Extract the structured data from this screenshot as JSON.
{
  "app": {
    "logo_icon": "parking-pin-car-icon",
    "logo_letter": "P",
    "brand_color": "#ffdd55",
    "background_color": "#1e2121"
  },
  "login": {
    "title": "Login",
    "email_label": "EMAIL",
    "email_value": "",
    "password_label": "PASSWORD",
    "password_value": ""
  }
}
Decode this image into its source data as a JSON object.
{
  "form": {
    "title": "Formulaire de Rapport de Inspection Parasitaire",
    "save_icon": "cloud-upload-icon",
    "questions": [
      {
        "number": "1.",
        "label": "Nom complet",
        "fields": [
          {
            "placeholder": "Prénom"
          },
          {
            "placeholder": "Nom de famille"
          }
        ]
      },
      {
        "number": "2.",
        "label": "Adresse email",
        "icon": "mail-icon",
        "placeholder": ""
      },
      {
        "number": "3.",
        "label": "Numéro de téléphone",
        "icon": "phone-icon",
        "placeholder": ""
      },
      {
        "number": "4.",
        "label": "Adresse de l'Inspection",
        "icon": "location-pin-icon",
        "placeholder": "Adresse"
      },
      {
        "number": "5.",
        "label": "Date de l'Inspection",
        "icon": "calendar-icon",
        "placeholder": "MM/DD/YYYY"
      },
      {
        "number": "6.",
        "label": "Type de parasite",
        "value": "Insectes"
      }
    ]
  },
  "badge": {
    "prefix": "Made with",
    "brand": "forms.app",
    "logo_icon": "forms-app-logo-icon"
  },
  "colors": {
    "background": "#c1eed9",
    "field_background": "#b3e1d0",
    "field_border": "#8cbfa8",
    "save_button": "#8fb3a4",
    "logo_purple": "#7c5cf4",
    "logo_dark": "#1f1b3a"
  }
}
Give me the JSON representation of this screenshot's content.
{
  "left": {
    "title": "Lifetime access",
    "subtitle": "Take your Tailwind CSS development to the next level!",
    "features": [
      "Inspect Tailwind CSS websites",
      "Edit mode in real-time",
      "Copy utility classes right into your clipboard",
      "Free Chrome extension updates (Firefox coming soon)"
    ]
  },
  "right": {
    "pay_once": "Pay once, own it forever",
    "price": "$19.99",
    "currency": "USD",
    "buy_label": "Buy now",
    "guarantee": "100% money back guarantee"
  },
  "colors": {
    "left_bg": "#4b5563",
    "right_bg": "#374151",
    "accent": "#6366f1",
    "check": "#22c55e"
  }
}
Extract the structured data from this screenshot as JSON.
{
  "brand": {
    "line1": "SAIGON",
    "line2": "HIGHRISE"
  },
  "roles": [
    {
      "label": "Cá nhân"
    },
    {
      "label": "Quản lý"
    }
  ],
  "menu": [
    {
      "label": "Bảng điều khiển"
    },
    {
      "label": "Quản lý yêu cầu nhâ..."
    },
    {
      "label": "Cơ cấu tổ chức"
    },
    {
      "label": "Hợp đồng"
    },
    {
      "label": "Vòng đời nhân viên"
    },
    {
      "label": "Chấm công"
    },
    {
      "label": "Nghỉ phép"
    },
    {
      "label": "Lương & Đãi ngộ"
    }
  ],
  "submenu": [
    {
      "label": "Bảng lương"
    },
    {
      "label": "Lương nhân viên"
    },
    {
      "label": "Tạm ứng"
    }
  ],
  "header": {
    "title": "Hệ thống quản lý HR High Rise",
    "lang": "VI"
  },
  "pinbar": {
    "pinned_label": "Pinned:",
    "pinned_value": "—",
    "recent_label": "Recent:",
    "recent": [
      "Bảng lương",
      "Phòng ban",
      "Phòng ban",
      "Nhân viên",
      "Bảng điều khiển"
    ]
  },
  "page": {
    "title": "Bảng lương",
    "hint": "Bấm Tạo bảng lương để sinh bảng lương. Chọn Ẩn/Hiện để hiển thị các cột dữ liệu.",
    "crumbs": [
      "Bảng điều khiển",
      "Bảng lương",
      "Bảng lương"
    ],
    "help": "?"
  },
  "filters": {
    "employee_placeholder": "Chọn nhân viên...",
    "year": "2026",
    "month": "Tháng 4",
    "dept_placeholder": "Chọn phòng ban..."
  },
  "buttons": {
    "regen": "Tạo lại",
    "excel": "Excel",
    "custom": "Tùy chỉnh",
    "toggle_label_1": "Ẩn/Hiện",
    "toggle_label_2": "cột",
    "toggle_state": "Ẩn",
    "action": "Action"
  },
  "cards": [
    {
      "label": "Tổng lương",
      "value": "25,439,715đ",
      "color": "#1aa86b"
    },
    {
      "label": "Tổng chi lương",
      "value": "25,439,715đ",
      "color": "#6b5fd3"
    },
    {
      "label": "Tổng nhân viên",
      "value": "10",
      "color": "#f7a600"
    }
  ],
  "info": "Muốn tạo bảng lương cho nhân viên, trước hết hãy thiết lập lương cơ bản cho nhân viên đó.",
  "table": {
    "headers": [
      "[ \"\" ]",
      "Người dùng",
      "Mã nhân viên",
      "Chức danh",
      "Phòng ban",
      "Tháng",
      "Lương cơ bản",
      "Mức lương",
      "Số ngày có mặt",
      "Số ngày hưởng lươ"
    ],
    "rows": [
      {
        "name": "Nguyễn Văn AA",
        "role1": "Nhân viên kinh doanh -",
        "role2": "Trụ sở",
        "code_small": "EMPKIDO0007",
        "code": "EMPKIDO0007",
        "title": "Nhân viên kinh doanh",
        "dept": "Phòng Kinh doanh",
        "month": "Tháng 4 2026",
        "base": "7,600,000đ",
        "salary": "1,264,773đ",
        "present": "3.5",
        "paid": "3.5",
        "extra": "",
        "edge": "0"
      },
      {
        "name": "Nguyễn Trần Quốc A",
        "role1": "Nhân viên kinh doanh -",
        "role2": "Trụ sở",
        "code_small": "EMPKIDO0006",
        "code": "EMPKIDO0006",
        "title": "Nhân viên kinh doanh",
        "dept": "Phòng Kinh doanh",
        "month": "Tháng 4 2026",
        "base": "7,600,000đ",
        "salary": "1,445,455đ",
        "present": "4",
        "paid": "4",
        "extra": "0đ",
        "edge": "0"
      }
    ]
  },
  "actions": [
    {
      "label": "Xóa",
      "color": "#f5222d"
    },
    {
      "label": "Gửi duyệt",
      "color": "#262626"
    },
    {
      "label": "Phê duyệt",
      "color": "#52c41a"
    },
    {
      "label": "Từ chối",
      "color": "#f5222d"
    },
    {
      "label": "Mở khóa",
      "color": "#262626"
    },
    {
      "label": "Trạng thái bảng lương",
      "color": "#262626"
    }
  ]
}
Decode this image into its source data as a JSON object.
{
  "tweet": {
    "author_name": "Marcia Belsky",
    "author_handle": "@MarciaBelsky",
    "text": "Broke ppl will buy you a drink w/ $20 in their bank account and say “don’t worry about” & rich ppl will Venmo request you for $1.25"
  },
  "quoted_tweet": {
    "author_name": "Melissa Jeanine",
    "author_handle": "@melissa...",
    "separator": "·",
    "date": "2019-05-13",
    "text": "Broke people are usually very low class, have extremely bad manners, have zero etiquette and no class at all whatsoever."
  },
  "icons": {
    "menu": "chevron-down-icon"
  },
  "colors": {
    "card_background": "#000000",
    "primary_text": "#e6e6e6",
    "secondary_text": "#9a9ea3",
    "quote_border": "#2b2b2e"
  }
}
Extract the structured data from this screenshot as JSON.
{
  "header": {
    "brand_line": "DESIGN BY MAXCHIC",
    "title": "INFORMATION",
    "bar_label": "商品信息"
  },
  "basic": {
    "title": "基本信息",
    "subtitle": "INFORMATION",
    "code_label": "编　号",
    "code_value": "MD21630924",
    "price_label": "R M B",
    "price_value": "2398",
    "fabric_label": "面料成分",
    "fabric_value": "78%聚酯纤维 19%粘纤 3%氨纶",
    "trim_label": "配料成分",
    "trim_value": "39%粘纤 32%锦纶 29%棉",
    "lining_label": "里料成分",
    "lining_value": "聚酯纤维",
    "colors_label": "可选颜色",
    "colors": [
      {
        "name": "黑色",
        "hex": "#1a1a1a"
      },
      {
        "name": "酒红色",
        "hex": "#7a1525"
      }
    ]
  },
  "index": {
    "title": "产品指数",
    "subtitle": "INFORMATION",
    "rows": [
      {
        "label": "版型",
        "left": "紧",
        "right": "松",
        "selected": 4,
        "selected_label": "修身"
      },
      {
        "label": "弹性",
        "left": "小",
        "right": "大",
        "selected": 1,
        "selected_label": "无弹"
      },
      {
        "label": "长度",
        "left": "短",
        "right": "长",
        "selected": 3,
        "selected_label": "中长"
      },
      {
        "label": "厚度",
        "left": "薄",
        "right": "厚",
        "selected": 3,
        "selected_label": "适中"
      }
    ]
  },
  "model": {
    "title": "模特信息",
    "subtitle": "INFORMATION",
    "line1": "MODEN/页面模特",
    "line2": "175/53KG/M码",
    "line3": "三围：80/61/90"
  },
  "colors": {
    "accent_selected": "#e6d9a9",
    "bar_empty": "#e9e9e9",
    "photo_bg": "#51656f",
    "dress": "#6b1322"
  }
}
**********
In the records above, locate every line with the string "điều" and copy it.

      "label": "Bảng điều khiển"
      "Bảng điều khiển"
      "Bảng điều khiển",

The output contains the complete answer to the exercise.